# [Work to do]
Are you able to quote each entry exactly as written?

# [Entries shown]
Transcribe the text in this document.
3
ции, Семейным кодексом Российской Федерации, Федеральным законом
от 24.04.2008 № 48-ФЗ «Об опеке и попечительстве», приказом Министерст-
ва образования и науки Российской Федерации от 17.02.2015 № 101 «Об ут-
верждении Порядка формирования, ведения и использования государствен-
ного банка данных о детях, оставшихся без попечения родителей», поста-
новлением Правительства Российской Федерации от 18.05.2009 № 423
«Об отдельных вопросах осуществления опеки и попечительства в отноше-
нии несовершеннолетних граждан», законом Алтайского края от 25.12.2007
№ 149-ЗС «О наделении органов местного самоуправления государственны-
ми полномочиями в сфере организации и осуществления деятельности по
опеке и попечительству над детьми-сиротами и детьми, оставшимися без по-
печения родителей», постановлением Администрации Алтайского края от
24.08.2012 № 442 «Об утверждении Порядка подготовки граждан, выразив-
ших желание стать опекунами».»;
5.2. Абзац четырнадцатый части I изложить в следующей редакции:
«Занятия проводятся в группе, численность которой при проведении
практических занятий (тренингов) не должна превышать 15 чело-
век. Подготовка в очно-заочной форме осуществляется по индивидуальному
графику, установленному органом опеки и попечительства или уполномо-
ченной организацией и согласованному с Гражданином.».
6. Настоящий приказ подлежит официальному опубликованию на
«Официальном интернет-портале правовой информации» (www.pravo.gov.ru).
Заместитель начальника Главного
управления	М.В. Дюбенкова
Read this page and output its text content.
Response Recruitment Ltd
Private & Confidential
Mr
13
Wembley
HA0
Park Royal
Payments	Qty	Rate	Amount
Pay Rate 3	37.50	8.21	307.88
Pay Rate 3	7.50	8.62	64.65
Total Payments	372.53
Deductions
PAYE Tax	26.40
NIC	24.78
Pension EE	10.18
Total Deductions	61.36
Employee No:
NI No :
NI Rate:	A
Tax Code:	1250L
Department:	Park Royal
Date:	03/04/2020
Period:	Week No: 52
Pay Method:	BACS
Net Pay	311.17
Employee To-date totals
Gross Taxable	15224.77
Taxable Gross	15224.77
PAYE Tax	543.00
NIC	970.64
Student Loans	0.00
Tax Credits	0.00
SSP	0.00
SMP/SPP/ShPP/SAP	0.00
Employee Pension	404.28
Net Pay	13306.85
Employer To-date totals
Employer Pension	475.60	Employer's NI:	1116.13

# [Reply to the task]
Transcribe the text in this document.
3
ции, Семейным кодексом Российской Федерации, Федеральным законом
от 24.04.2008 № 48-ФЗ «Об опеке и попечительстве», приказом Министерст-
ва образования и науки Российской Федерации от 17.02.2015 № 101 «Об ут-
верждении Порядка формирования, ведения и использования государствен-
ного банка данных о детях, оставшихся без попечения родителей», поста-
новлением Правительства Российской Федерации от 18.05.2009 № 423
«Об отдельных вопросах осуществления опеки и попечительства в отноше-
нии несовершеннолетних граждан», законом Алтайского края от 25.12.2007
№ 149-ЗС «О наделении органов местного самоуправления государственны-
ми полномочиями в сфере организации и осуществления деятельности по
опеке и попечительству над детьми-сиротами и детьми, оставшимися без по-
печения родителей», постановлением Администрации Алтайского края от
24.08.2012 № 442 «Об утверждении Порядка подготовки граждан, выразив-
ших желание стать опекунами».»;
5.2. Абзац четырнадцатый части I изложить в следующей редакции:
«Занятия проводятся в группе, численность которой при проведении
практических занятий (тренингов) не должна превышать 15 чело-
век. Подготовка в очно-заочной форме осуществляется по индивидуальному
графику, установленному органом опеки и попечительства или уполномо-
ченной организацией и согласованному с Гражданином.».
6. Настоящий приказ подлежит официальному опубликованию на
«Официальном интернет-портале правовой информации» (www.pravo.gov.ru).
Заместитель начальника Главного
управления	М.В. Дюбенкова
Read this page and output its text content.
Response Recruitment Ltd
Private & Confidential
Mr
13
Wembley
HA0
Park Royal
Payments	Qty	Rate	Amount
Pay Rate 3	37.50	8.21	307.88
Pay Rate 3	7.50	8.62	64.65
Total Payments	372.53
Deductions
PAYE Tax	26.40
NIC	24.78
Pension EE	10.18
Total Deductions	61.36
Employee No:
NI No :
NI Rate:	A
Tax Code:	1250L
Department:	Park Royal
Date:	03/04/2020
Period:	Week No: 52
Pay Method:	BACS
Net Pay	311.17
Employee To-date totals
Gross Taxable	15224.77
Taxable Gross	15224.77
PAYE Tax	543.00
NIC	970.64
Student Loans	0.00
Tax Credits	0.00
SSP	0.00
SMP/SPP/ShPP/SAP	0.00
Employee Pension	404.28
Net Pay	13306.85
Employer To-date totals
Employer Pension	475.60	Employer's NI:	1116.13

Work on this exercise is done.